→ **TO DO**
Report how many lines hold the word "color"; give nothing but the number.

→ **RECORDS SHOWN**
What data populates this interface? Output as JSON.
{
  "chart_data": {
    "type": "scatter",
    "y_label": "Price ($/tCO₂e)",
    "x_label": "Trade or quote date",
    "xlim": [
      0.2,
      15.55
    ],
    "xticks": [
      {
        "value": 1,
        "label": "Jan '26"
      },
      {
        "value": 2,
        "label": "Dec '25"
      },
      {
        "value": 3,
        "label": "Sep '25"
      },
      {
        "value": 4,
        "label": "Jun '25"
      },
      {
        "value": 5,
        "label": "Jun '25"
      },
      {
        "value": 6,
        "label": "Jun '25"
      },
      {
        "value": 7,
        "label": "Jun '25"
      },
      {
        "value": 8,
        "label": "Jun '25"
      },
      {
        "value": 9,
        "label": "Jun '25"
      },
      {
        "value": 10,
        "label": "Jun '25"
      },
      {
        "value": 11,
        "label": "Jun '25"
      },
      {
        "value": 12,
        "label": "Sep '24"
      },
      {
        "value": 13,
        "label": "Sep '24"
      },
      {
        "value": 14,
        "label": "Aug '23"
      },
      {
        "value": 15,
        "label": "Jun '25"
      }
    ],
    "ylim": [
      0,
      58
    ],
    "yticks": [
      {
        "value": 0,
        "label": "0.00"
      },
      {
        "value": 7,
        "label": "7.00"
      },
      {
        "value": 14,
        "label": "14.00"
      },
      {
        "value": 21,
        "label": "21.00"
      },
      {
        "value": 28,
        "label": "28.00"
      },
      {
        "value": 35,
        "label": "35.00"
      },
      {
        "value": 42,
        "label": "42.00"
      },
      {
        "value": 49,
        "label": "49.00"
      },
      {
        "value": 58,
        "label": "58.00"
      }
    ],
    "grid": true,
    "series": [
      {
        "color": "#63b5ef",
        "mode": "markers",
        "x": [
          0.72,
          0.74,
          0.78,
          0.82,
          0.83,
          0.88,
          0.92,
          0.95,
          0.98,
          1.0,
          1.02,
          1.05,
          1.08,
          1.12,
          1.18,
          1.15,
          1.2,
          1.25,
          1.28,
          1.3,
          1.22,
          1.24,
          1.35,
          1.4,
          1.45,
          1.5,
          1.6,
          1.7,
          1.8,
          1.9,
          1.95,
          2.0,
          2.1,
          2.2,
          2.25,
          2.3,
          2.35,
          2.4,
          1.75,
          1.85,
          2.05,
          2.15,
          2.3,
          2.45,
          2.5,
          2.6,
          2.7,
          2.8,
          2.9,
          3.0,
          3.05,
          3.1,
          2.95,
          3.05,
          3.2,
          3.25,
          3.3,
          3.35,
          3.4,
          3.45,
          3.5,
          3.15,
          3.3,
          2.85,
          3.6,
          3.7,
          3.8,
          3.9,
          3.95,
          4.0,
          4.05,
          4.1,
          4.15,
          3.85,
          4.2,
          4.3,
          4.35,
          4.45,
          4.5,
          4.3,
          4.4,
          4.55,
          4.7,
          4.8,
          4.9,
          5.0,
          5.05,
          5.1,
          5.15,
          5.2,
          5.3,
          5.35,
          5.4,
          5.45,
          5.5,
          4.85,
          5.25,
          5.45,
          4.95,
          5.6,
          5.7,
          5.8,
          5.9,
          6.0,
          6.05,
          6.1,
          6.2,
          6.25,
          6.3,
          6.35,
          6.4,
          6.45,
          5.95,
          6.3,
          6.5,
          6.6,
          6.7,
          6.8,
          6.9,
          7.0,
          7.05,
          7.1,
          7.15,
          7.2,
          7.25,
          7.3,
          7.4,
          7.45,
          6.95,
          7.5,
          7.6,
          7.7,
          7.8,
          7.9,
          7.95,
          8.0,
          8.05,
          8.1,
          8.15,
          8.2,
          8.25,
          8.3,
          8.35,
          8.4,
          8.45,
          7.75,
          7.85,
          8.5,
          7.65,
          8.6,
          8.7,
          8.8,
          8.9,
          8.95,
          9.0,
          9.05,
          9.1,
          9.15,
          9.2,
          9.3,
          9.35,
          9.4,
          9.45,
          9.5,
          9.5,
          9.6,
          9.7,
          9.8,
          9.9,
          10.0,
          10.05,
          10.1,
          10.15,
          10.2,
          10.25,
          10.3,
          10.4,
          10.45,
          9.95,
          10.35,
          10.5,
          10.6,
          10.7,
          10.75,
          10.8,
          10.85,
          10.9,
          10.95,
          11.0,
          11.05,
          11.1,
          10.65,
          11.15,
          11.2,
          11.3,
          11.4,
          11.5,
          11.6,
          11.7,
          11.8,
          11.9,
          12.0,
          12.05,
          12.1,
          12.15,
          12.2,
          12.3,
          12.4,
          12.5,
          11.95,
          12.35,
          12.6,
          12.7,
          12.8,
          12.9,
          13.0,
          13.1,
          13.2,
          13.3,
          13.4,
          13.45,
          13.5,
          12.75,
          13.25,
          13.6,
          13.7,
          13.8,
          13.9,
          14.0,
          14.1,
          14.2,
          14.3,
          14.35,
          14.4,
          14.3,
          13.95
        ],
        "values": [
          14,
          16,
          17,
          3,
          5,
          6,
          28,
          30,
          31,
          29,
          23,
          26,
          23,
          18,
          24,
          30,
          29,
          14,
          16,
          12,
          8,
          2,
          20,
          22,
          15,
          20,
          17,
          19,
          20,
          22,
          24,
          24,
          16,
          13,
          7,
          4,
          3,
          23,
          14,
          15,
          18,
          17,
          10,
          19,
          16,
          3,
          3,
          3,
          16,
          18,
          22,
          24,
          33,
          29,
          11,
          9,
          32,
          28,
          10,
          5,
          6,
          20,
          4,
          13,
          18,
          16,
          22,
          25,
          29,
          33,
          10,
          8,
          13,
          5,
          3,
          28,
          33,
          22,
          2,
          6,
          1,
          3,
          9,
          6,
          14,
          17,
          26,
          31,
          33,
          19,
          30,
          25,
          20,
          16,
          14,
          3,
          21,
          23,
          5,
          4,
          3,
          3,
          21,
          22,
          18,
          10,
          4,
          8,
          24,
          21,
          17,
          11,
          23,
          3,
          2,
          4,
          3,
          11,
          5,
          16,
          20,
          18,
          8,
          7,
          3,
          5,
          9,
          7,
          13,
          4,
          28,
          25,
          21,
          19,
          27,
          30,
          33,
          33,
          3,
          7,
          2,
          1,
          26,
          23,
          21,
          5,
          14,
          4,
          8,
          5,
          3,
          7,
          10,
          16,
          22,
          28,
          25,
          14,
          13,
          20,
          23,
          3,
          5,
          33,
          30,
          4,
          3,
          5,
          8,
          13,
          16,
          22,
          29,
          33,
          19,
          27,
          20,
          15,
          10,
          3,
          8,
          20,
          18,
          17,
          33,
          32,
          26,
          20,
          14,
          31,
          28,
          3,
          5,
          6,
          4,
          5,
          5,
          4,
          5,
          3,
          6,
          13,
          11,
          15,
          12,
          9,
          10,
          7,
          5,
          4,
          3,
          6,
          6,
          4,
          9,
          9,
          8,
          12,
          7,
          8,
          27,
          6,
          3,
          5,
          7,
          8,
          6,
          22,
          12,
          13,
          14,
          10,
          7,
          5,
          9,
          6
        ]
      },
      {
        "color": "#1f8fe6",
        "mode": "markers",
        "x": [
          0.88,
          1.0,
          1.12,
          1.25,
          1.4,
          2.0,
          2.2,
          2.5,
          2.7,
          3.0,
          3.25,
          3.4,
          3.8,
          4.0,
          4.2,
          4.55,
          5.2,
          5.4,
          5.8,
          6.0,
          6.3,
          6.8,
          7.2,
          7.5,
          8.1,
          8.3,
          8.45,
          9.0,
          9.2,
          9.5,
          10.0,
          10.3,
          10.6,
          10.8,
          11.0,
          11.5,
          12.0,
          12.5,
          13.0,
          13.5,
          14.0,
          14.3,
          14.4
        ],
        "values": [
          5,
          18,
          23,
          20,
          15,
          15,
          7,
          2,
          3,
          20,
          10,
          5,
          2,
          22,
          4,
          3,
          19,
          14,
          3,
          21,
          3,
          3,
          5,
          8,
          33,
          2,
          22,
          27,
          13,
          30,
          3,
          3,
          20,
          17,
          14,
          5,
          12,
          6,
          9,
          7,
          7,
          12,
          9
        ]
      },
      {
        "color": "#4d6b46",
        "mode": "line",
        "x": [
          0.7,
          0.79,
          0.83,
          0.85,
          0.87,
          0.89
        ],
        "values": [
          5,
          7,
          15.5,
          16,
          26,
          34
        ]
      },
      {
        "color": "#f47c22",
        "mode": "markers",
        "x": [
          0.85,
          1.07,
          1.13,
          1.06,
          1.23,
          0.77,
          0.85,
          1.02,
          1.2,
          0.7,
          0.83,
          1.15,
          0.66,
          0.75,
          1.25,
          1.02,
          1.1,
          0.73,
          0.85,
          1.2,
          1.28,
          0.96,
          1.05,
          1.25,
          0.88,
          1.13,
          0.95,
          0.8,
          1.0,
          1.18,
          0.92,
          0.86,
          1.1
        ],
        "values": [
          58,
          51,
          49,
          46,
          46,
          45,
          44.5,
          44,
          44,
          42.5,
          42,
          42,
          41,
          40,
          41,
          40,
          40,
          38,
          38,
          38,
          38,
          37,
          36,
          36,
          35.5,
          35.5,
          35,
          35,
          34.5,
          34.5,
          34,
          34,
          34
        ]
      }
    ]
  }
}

→ **RESPONSE TO THIS TASK**
4